■ Problem to solve ■
Skip all pictures; return exactly the lines from the one containing "Convert this screenshot" through the end of the data.

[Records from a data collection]
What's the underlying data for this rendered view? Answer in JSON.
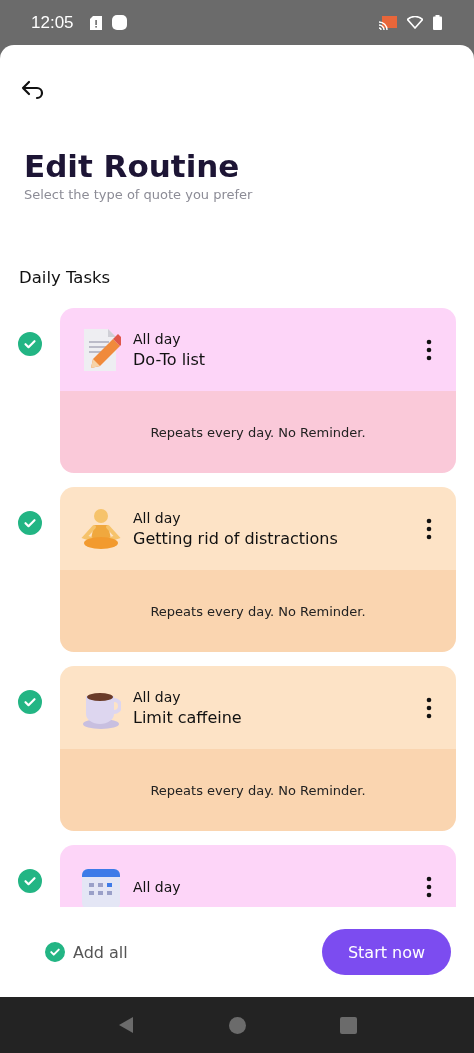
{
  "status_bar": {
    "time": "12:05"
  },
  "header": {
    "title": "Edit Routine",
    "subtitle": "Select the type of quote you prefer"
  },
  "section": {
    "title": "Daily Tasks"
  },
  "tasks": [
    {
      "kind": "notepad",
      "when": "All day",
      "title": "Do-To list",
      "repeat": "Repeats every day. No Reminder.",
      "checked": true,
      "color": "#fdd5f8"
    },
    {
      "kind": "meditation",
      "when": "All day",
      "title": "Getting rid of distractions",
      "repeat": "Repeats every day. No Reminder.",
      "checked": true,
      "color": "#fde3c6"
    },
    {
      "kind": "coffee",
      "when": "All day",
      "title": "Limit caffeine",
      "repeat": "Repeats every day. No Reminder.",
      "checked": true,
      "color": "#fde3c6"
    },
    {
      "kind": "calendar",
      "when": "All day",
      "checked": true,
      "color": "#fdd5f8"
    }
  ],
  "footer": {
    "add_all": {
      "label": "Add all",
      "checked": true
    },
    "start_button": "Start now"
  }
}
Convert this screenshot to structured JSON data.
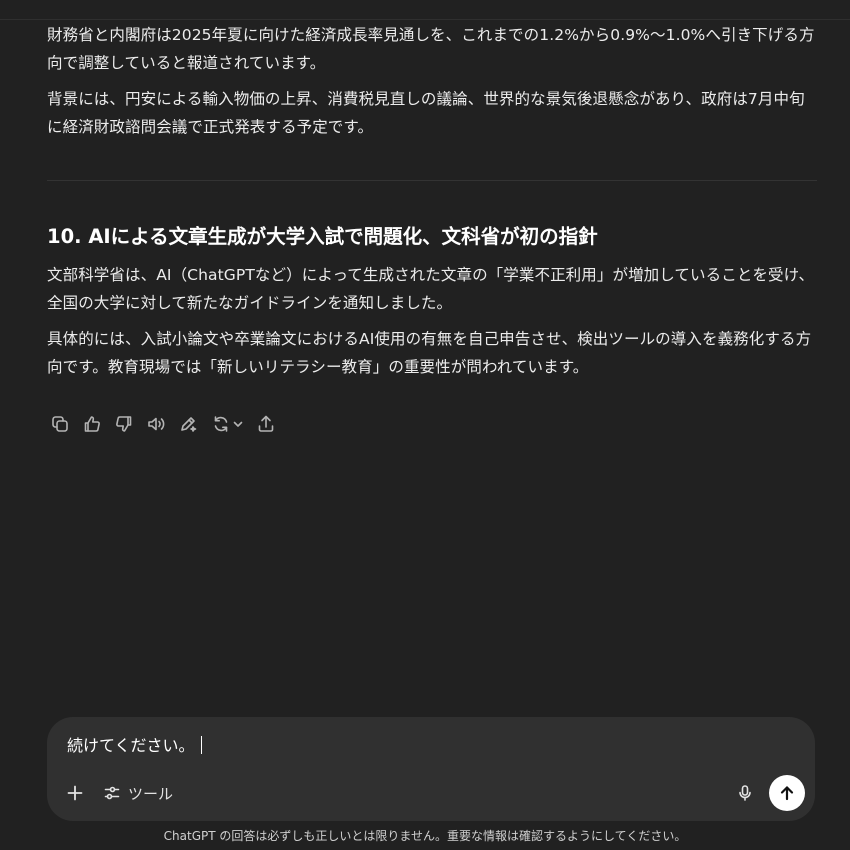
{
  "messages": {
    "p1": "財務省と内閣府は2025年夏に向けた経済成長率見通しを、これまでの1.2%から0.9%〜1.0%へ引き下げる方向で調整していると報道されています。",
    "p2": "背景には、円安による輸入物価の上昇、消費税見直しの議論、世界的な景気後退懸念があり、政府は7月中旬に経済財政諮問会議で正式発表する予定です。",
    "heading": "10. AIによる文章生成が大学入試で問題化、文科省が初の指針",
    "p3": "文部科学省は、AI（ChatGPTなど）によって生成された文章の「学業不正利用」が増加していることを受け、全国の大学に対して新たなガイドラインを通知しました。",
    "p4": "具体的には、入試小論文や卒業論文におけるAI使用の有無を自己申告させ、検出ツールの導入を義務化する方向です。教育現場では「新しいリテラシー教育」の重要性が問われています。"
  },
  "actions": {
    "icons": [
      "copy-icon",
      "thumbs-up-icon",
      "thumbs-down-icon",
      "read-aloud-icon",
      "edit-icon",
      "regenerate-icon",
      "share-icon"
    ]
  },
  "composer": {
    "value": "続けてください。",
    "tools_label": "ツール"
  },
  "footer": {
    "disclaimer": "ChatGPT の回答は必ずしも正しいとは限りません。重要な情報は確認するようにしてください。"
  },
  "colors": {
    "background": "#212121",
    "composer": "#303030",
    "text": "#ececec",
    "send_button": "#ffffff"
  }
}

■ Response to the task ■
Convert this screenshot to structured JSON data.
{
  "messages": {
    "p1": "財務省と内閣府は2025年夏に向けた経済成長率見通しを、これまでの1.2%から0.9%〜1.0%へ引き下げる方向で調整していると報道されています。",
    "p2": "背景には、円安による輸入物価の上昇、消費税見直しの議論、世界的な景気後退懸念があり、政府は7月中旬に経済財政諮問会議で正式発表する予定です。",
    "heading": "10. AIによる文章生成が大学入試で問題化、文科省が初の指針",
    "p3": "文部科学省は、AI（ChatGPTなど）によって生成された文章の「学業不正利用」が増加していることを受け、全国の大学に対して新たなガイドラインを通知しました。",
    "p4": "具体的には、入試小論文や卒業論文におけるAI使用の有無を自己申告させ、検出ツールの導入を義務化する方向です。教育現場では「新しいリテラシー教育」の重要性が問われています。"
  },
  "actions": {
    "icons": [
      "copy-icon",
      "thumbs-up-icon",
      "thumbs-down-icon",
      "read-aloud-icon",
      "edit-icon",
      "regenerate-icon",
      "share-icon"
    ]
  },
  "composer": {
    "value": "続けてください。",
    "tools_label": "ツール"
  },
  "footer": {
    "disclaimer": "ChatGPT の回答は必ずしも正しいとは限りません。重要な情報は確認するようにしてください。"
  },
  "colors": {
    "background": "#212121",
    "composer": "#303030",
    "text": "#ececec",
    "send_button": "#ffffff"
  }
}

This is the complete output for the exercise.